- [Work required]: Print the lines of the records from the line with "split1-cell: 2:09.686 (371, 263, 406, 272)" to the line with "rank-cell: 103 (14, 698, 30, 707)", both included, copying each one character for character.
=-=-=-=-=
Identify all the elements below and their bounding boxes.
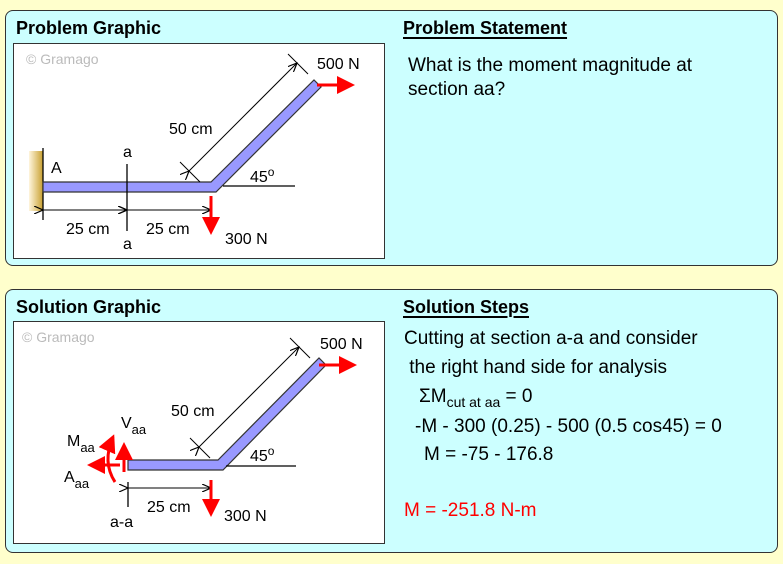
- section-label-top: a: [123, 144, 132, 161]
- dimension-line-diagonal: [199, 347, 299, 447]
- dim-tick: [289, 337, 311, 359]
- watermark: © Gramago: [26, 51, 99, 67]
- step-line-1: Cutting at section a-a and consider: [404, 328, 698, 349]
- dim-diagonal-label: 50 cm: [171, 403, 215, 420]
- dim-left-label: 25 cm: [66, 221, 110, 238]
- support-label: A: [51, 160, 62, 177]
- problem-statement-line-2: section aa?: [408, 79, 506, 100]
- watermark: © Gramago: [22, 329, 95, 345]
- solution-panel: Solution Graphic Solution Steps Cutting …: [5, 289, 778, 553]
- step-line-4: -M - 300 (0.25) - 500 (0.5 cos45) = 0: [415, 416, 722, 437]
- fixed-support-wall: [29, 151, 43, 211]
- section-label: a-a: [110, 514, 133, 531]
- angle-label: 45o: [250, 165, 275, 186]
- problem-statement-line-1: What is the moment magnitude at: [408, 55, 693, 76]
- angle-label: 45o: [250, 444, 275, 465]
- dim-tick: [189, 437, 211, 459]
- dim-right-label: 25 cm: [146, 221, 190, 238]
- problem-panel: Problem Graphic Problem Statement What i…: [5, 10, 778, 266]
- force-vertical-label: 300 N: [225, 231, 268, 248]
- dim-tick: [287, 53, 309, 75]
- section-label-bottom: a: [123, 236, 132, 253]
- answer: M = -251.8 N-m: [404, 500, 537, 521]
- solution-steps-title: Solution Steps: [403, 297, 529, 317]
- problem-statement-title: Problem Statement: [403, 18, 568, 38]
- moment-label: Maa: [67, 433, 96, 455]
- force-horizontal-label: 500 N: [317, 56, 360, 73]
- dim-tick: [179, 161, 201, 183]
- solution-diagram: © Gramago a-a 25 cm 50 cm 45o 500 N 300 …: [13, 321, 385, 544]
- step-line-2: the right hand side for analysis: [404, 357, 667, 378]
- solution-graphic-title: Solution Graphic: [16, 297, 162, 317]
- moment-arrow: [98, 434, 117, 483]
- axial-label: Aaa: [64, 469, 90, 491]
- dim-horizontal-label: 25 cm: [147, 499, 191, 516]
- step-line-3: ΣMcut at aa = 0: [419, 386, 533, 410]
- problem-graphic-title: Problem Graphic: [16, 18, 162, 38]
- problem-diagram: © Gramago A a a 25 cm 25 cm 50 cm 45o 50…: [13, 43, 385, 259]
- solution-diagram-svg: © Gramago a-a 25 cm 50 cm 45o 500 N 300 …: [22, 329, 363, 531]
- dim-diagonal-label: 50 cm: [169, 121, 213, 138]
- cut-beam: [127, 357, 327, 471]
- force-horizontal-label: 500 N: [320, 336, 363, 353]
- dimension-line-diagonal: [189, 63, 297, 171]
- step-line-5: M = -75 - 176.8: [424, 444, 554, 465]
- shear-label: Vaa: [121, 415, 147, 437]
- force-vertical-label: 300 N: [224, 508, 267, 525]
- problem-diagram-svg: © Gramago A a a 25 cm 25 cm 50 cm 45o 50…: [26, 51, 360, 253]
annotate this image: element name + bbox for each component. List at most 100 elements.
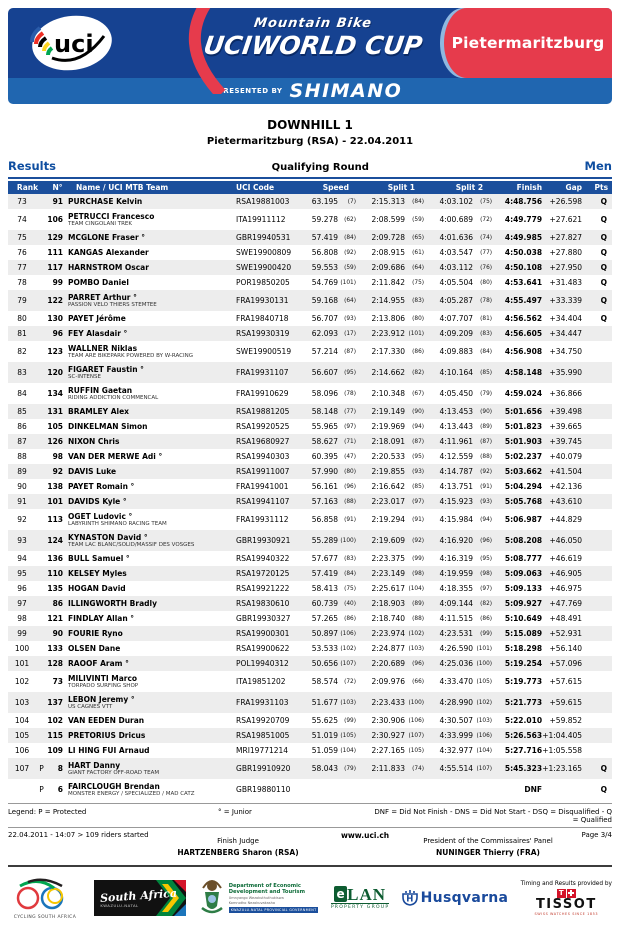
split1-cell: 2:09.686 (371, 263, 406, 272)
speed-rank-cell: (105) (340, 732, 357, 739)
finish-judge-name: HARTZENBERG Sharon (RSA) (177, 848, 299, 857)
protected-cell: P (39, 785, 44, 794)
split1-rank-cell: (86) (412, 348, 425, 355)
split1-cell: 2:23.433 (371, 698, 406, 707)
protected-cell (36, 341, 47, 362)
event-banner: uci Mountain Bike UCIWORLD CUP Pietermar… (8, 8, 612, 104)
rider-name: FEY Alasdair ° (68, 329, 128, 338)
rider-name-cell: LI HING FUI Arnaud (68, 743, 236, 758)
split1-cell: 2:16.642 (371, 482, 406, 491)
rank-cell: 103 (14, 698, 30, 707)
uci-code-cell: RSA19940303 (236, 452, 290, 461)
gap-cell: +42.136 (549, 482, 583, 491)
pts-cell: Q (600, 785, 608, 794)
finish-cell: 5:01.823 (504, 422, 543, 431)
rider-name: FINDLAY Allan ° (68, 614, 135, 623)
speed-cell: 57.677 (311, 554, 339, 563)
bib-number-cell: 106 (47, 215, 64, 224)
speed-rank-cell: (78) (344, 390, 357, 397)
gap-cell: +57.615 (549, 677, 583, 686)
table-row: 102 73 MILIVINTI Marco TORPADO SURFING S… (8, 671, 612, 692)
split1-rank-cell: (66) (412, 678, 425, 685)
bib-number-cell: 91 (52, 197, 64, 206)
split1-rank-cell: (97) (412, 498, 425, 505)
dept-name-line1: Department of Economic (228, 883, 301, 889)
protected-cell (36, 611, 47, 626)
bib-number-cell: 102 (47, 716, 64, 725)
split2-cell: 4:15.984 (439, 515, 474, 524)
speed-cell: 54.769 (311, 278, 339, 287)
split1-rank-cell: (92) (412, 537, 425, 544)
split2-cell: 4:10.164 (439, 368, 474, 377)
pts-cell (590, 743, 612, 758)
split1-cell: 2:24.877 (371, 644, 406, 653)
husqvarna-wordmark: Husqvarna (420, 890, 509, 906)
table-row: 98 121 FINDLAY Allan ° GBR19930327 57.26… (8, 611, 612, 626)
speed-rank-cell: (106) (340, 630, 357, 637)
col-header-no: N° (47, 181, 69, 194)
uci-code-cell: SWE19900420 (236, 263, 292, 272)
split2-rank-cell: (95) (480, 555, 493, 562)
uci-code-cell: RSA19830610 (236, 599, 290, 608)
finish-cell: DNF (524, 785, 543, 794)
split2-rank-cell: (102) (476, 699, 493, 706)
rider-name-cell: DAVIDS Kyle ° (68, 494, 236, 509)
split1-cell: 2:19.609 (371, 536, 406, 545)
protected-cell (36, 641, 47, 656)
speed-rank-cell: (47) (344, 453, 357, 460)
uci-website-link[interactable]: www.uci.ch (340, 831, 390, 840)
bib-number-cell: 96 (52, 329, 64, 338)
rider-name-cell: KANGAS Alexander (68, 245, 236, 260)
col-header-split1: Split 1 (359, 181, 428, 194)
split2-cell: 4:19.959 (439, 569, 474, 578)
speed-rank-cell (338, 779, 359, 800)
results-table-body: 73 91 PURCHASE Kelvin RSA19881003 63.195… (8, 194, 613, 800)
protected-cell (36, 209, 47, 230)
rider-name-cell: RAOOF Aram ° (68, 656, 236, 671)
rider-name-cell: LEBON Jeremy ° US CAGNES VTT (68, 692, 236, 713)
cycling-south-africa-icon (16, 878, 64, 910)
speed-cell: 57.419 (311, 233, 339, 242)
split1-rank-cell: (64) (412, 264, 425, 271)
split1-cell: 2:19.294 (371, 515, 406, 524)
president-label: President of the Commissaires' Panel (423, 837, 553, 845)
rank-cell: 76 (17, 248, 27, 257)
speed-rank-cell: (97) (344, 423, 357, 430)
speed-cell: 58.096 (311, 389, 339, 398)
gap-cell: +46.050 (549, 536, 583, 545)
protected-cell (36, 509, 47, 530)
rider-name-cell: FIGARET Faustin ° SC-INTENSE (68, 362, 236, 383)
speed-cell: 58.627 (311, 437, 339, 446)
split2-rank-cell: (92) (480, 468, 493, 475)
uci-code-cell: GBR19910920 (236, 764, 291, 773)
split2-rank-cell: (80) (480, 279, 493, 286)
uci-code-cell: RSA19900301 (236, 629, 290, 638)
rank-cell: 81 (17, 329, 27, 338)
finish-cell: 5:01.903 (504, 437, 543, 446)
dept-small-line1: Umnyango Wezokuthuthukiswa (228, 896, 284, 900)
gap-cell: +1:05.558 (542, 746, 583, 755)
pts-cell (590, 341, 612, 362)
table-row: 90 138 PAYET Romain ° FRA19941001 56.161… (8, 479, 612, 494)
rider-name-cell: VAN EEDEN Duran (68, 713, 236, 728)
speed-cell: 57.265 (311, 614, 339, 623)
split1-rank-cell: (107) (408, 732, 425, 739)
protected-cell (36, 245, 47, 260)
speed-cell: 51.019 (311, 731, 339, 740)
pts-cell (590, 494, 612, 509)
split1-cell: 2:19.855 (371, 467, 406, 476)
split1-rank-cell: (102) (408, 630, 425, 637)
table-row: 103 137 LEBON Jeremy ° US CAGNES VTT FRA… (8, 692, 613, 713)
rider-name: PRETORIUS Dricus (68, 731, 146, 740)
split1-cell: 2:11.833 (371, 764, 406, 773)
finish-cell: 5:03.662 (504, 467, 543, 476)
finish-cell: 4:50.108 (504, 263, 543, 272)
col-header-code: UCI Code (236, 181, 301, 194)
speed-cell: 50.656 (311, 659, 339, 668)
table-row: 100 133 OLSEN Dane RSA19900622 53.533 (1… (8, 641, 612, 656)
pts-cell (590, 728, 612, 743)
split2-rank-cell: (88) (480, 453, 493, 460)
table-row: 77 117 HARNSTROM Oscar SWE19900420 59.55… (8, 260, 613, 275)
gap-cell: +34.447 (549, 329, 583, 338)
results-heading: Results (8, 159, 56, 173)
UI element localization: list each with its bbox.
=-=-=-=-=
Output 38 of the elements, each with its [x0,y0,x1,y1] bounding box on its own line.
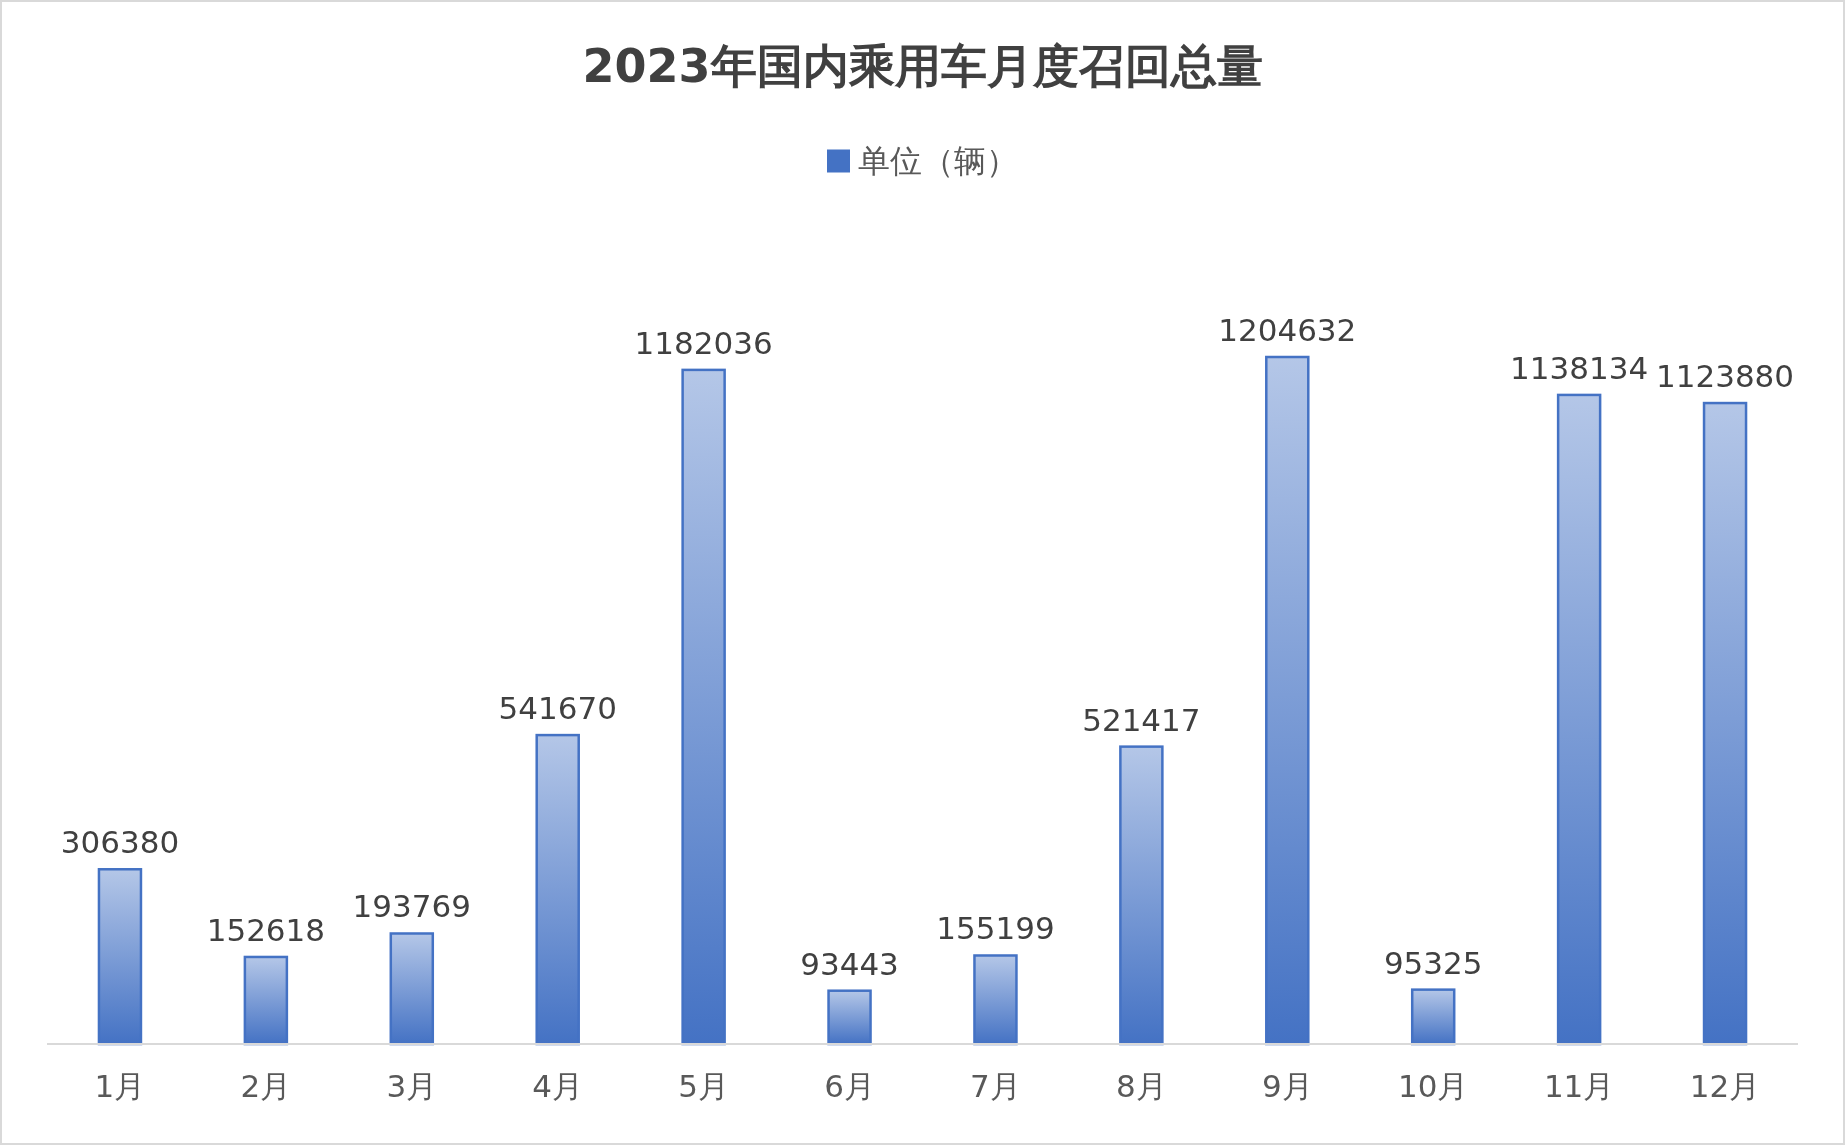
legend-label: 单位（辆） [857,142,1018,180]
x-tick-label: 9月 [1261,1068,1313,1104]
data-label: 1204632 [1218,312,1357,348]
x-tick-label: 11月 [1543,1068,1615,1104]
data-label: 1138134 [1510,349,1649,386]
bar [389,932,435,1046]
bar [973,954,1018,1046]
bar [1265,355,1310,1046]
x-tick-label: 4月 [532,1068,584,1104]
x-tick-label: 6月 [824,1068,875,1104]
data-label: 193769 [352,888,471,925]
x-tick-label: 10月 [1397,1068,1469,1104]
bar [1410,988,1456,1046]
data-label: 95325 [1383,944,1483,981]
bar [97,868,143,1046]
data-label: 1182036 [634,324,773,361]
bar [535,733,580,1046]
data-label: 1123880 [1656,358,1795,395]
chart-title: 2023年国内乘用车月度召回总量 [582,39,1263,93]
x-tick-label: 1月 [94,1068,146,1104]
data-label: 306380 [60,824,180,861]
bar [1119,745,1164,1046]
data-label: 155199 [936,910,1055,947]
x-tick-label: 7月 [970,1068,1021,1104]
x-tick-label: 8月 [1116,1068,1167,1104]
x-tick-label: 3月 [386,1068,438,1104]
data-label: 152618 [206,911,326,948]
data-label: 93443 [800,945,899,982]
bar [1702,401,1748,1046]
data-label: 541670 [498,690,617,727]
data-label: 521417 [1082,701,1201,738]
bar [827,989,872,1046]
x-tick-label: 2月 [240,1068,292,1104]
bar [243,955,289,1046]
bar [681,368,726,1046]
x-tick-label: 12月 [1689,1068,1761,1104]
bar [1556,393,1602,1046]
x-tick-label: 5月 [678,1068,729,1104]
=-=-=-=-=
- [Response to this exercise]:
split1-cell: 2:09.686 (371, 263, 406, 272)
speed-rank-cell: (105) (340, 732, 357, 739)
finish-judge-name: HARTZENBERG Sharon (RSA) (177, 848, 299, 857)
protected-cell: P (39, 785, 44, 794)
split1-rank-cell: (86) (412, 348, 425, 355)
split1-cell: 2:23.433 (371, 698, 406, 707)
protected-cell (36, 341, 47, 362)
event-banner: uci Mountain Bike UCIWORLD CUP Pietermar… (8, 8, 612, 104)
rider-name: FEY Alasdair ° (68, 329, 128, 338)
rider-name-cell: LI HING FUI Arnaud (68, 743, 236, 758)
split1-cell: 2:16.642 (371, 482, 406, 491)
rank-cell: 103 (14, 698, 30, 707)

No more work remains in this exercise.